[Entries from a dataset]
╭──
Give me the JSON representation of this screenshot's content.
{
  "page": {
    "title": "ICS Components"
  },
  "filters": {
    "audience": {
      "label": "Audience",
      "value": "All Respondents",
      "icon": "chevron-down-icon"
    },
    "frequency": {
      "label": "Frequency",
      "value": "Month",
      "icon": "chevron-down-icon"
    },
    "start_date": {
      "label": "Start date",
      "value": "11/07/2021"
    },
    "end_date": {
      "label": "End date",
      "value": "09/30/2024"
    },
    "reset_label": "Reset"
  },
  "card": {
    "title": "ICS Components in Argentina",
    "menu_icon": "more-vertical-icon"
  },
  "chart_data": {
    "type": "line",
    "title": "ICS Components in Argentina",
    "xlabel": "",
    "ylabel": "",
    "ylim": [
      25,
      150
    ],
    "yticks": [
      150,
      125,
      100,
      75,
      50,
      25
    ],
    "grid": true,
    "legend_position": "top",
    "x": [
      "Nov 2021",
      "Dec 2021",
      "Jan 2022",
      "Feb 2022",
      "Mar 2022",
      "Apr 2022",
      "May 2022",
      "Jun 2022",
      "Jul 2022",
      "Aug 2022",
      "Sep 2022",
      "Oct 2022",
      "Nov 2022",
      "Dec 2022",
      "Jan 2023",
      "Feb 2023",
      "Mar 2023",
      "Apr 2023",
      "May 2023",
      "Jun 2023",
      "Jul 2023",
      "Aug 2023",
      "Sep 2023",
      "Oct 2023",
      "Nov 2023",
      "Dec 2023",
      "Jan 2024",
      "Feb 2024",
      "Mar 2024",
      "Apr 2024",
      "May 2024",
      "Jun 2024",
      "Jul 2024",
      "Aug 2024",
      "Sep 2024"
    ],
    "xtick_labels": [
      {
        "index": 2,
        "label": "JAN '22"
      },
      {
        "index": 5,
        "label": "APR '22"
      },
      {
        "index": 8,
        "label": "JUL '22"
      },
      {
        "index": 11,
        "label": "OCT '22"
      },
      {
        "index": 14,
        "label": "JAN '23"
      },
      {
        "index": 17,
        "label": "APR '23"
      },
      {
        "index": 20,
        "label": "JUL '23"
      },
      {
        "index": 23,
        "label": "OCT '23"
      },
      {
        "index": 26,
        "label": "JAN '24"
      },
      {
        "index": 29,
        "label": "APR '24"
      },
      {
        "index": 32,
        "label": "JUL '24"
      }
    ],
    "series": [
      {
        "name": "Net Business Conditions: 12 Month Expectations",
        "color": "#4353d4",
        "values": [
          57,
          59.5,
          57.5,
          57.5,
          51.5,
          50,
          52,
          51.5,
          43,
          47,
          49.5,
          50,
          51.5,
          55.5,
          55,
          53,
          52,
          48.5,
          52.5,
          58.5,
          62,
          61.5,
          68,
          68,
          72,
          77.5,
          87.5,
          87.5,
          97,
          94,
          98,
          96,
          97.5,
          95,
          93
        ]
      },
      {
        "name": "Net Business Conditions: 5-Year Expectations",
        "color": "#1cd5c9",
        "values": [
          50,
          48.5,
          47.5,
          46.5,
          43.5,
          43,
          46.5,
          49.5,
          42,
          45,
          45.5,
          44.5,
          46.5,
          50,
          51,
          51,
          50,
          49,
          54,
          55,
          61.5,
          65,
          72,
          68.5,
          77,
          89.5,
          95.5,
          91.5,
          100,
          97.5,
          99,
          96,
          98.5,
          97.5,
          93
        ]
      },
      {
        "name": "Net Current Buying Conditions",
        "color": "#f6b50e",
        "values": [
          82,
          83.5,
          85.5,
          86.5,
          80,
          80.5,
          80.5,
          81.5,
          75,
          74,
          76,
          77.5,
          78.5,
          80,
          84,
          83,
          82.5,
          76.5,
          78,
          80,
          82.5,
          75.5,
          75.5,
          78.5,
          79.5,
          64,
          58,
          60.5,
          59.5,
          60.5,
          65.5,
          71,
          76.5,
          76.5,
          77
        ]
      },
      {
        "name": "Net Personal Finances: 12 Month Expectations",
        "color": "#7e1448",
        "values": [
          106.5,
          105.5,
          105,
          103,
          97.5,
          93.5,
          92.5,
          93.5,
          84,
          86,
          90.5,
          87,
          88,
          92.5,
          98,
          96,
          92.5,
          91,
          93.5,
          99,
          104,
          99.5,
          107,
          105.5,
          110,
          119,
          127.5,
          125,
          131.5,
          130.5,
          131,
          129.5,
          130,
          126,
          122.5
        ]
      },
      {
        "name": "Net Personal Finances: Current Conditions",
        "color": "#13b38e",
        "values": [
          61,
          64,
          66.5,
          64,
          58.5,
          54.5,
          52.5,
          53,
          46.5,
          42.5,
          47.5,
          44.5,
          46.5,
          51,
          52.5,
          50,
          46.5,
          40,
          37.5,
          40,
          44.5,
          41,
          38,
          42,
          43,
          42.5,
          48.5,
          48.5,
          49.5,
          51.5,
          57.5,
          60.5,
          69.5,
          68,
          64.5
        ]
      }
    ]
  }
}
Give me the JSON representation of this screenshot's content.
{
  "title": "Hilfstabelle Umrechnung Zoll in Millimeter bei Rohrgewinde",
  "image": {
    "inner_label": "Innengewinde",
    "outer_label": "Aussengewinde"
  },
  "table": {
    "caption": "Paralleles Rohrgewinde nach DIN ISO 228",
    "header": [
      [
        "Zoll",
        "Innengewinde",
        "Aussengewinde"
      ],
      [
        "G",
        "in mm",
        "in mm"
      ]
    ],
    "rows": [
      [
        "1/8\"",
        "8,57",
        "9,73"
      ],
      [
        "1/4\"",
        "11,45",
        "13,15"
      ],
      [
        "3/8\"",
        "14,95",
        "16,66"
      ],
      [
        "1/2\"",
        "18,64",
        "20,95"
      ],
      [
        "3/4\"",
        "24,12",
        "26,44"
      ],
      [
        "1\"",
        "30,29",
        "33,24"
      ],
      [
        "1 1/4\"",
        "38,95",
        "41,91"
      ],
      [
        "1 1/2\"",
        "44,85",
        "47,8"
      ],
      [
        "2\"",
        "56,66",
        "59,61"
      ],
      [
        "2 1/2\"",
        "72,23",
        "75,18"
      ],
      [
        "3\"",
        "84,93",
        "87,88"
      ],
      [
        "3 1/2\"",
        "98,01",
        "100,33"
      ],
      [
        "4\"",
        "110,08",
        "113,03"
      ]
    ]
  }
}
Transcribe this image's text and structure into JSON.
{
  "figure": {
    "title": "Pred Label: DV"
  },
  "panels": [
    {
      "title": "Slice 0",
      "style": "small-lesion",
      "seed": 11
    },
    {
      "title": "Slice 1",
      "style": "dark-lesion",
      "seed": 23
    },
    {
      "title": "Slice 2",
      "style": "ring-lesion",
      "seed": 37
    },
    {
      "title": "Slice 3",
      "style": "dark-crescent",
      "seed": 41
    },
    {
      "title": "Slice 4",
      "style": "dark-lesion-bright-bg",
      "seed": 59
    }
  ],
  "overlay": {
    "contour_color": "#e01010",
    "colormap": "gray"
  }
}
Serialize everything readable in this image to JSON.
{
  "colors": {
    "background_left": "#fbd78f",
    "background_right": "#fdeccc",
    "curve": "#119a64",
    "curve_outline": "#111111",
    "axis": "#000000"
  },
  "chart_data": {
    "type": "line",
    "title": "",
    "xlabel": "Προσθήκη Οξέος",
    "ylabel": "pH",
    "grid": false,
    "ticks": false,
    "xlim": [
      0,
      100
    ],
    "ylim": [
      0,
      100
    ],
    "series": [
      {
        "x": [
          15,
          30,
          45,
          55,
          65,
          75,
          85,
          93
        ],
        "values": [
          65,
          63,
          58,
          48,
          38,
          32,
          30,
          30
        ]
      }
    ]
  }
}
╰──
### Do this
Extract every line containing the string "Zoll" from the data above.

### Task solution
  "title": "Hilfstabelle Umrechnung Zoll in Millimeter bei Rohrgewinde",
        "Zoll",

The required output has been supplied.